— start of Records to process —

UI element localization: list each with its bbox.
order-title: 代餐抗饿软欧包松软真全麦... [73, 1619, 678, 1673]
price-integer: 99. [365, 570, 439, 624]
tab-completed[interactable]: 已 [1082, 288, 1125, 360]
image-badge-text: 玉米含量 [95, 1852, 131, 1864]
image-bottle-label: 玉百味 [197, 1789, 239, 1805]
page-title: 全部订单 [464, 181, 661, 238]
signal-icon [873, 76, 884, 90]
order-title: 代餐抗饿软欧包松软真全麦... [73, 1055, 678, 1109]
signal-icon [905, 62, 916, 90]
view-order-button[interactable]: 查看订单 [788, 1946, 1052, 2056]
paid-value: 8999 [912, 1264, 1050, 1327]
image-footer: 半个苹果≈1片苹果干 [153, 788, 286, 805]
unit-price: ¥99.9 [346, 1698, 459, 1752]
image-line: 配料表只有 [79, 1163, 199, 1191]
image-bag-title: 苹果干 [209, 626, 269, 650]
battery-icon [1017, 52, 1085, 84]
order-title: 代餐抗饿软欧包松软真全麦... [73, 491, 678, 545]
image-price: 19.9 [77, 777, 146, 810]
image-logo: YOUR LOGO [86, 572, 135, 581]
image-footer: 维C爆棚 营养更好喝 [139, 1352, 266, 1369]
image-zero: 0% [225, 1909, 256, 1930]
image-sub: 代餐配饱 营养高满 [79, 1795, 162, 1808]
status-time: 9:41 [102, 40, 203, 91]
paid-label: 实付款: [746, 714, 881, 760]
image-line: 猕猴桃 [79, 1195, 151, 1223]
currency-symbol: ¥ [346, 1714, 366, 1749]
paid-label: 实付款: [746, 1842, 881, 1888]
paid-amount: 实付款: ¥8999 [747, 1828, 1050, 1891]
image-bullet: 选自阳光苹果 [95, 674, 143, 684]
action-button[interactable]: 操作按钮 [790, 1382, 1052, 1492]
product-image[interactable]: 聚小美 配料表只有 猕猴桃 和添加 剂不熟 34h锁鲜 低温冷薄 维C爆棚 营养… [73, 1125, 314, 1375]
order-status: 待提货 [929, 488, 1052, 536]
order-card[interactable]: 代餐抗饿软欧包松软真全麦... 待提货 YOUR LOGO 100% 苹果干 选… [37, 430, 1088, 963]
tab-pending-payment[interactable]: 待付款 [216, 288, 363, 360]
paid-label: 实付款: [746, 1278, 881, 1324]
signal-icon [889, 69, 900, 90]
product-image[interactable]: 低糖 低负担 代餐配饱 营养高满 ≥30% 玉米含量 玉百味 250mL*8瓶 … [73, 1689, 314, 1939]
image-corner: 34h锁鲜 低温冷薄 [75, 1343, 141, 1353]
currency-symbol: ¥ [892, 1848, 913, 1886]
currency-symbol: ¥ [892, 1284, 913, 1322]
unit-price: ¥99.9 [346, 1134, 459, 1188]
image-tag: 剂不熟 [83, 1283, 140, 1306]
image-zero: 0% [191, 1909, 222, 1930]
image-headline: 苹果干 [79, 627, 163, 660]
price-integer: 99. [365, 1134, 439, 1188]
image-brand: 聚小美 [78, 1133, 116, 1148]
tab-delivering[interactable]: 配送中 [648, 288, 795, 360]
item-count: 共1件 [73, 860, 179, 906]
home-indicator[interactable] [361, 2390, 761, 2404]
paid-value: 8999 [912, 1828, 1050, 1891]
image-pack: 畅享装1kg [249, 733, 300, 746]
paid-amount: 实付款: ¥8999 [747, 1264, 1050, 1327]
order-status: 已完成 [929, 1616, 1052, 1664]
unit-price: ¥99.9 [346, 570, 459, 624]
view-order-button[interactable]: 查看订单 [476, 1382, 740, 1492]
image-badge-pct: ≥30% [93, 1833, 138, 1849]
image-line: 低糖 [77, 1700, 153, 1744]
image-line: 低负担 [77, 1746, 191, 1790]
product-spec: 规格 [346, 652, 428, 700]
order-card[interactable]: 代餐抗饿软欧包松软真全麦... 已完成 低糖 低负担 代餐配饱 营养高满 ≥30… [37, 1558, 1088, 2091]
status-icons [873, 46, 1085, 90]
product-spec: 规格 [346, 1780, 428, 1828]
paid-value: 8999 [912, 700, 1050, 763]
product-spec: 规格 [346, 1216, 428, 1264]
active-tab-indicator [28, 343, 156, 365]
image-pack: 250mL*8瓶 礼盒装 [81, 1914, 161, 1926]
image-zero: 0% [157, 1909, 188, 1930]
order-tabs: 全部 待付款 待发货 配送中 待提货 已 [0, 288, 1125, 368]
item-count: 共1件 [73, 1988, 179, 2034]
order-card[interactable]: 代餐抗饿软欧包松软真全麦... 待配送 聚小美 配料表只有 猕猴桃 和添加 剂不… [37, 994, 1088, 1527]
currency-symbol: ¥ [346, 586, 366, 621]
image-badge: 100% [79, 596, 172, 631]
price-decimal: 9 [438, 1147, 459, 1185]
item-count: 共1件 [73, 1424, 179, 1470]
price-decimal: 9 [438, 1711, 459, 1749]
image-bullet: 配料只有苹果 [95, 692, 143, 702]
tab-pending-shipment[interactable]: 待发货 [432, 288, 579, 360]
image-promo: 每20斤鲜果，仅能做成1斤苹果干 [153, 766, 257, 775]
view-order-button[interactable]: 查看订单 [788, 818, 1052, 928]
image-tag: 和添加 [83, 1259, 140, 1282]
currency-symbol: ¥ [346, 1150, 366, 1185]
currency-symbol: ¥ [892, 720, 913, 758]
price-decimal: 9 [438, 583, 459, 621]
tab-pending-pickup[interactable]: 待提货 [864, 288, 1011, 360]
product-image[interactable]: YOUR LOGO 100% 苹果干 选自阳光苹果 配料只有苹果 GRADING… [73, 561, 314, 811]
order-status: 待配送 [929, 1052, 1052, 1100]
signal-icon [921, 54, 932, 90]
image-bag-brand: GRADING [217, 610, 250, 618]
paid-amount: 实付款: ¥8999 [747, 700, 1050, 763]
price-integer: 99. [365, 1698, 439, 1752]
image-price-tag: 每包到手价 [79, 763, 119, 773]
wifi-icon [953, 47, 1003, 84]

— end of Records to process —

Duplicate every line of the items above without any changes.

→ Response to the exercise:
UI element localization: list each with its bbox.
order-title: 代餐抗饿软欧包松软真全麦... [73, 1619, 678, 1673]
price-integer: 99. [365, 570, 439, 624]
tab-completed[interactable]: 已 [1082, 288, 1125, 360]
image-badge-text: 玉米含量 [95, 1852, 131, 1864]
image-bottle-label: 玉百味 [197, 1789, 239, 1805]
page-title: 全部订单 [464, 181, 661, 238]
signal-icon [873, 76, 884, 90]
order-title: 代餐抗饿软欧包松软真全麦... [73, 1055, 678, 1109]
signal-icon [905, 62, 916, 90]
view-order-button[interactable]: 查看订单 [788, 1946, 1052, 2056]
paid-value: 8999 [912, 1264, 1050, 1327]
image-footer: 半个苹果≈1片苹果干 [153, 788, 286, 805]
unit-price: ¥99.9 [346, 1698, 459, 1752]
image-line: 配料表只有 [79, 1163, 199, 1191]
image-bag-title: 苹果干 [209, 626, 269, 650]
battery-icon [1017, 52, 1085, 84]
order-title: 代餐抗饿软欧包松软真全麦... [73, 491, 678, 545]
image-price: 19.9 [77, 777, 146, 810]
image-logo: YOUR LOGO [86, 572, 135, 581]
image-footer: 维C爆棚 营养更好喝 [139, 1352, 266, 1369]
image-zero: 0% [225, 1909, 256, 1930]
image-sub: 代餐配饱 营养高满 [79, 1795, 162, 1808]
status-time: 9:41 [102, 40, 203, 91]
paid-label: 实付款: [746, 714, 881, 760]
image-line: 猕猴桃 [79, 1195, 151, 1223]
currency-symbol: ¥ [346, 1714, 366, 1749]
paid-label: 实付款: [746, 1842, 881, 1888]
paid-amount: 实付款: ¥8999 [747, 1828, 1050, 1891]
image-bullet: 选自阳光苹果 [95, 674, 143, 684]
action-button[interactable]: 操作按钮 [790, 1382, 1052, 1492]
product-image[interactable]: 聚小美 配料表只有 猕猴桃 和添加 剂不熟 34h锁鲜 低温冷薄 维C爆棚 营养… [73, 1125, 314, 1375]
order-status: 待提货 [929, 488, 1052, 536]
order-card[interactable]: 代餐抗饿软欧包松软真全麦... 待提货 YOUR LOGO 100% 苹果干 选… [37, 430, 1088, 963]
tab-pending-payment[interactable]: 待付款 [216, 288, 363, 360]
paid-label: 实付款: [746, 1278, 881, 1324]
signal-icon [889, 69, 900, 90]
product-image[interactable]: 低糖 低负担 代餐配饱 营养高满 ≥30% 玉米含量 玉百味 250mL*8瓶 … [73, 1689, 314, 1939]
image-corner: 34h锁鲜 低温冷薄 [75, 1343, 141, 1353]
currency-symbol: ¥ [892, 1848, 913, 1886]
currency-symbol: ¥ [892, 1284, 913, 1322]
unit-price: ¥99.9 [346, 1134, 459, 1188]
image-tag: 剂不熟 [83, 1283, 140, 1306]
image-zero: 0% [191, 1909, 222, 1930]
image-headline: 苹果干 [79, 627, 163, 660]
price-integer: 99. [365, 1134, 439, 1188]
image-brand: 聚小美 [78, 1133, 116, 1148]
tab-delivering[interactable]: 配送中 [648, 288, 795, 360]
item-count: 共1件 [73, 860, 179, 906]
home-indicator[interactable] [361, 2390, 761, 2404]
paid-value: 8999 [912, 1828, 1050, 1891]
image-pack: 畅享装1kg [249, 733, 300, 746]
paid-amount: 实付款: ¥8999 [747, 1264, 1050, 1327]
order-status: 已完成 [929, 1616, 1052, 1664]
unit-price: ¥99.9 [346, 570, 459, 624]
view-order-button[interactable]: 查看订单 [476, 1382, 740, 1492]
image-badge-pct: ≥30% [93, 1833, 138, 1849]
image-line: 低糖 [77, 1700, 153, 1744]
image-line: 低负担 [77, 1746, 191, 1790]
product-spec: 规格 [346, 652, 428, 700]
order-card[interactable]: 代餐抗饿软欧包松软真全麦... 已完成 低糖 低负担 代餐配饱 营养高满 ≥30… [37, 1558, 1088, 2091]
status-icons [873, 46, 1085, 90]
product-spec: 规格 [346, 1780, 428, 1828]
paid-value: 8999 [912, 700, 1050, 763]
product-spec: 规格 [346, 1216, 428, 1264]
active-tab-indicator [28, 343, 156, 365]
image-pack: 250mL*8瓶 礼盒装 [81, 1914, 161, 1926]
image-zero: 0% [157, 1909, 188, 1930]
order-tabs: 全部 待付款 待发货 配送中 待提货 已 [0, 288, 1125, 368]
item-count: 共1件 [73, 1988, 179, 2034]
order-card[interactable]: 代餐抗饿软欧包松软真全麦... 待配送 聚小美 配料表只有 猕猴桃 和添加 剂不… [37, 994, 1088, 1527]
currency-symbol: ¥ [346, 586, 366, 621]
image-badge: 100% [79, 596, 172, 631]
price-decimal: 9 [438, 1147, 459, 1185]
item-count: 共1件 [73, 1424, 179, 1470]
price-decimal: 9 [438, 1711, 459, 1749]
image-bullet: 配料只有苹果 [95, 692, 143, 702]
tab-pending-shipment[interactable]: 待发货 [432, 288, 579, 360]
image-promo: 每20斤鲜果，仅能做成1斤苹果干 [153, 766, 257, 775]
view-order-button[interactable]: 查看订单 [788, 818, 1052, 928]
image-tag: 和添加 [83, 1259, 140, 1282]
currency-symbol: ¥ [346, 1150, 366, 1185]
currency-symbol: ¥ [892, 720, 913, 758]
price-decimal: 9 [438, 583, 459, 621]
tab-pending-pickup[interactable]: 待提货 [864, 288, 1011, 360]
product-image[interactable]: YOUR LOGO 100% 苹果干 选自阳光苹果 配料只有苹果 GRADING… [73, 561, 314, 811]
order-status: 待配送 [929, 1052, 1052, 1100]
signal-icon [921, 54, 932, 90]
image-bag-brand: GRADING [217, 610, 250, 618]
paid-amount: 实付款: ¥8999 [747, 700, 1050, 763]
price-integer: 99. [365, 1698, 439, 1752]
image-price-tag: 每包到手价 [79, 763, 119, 773]
wifi-icon [953, 47, 1003, 84]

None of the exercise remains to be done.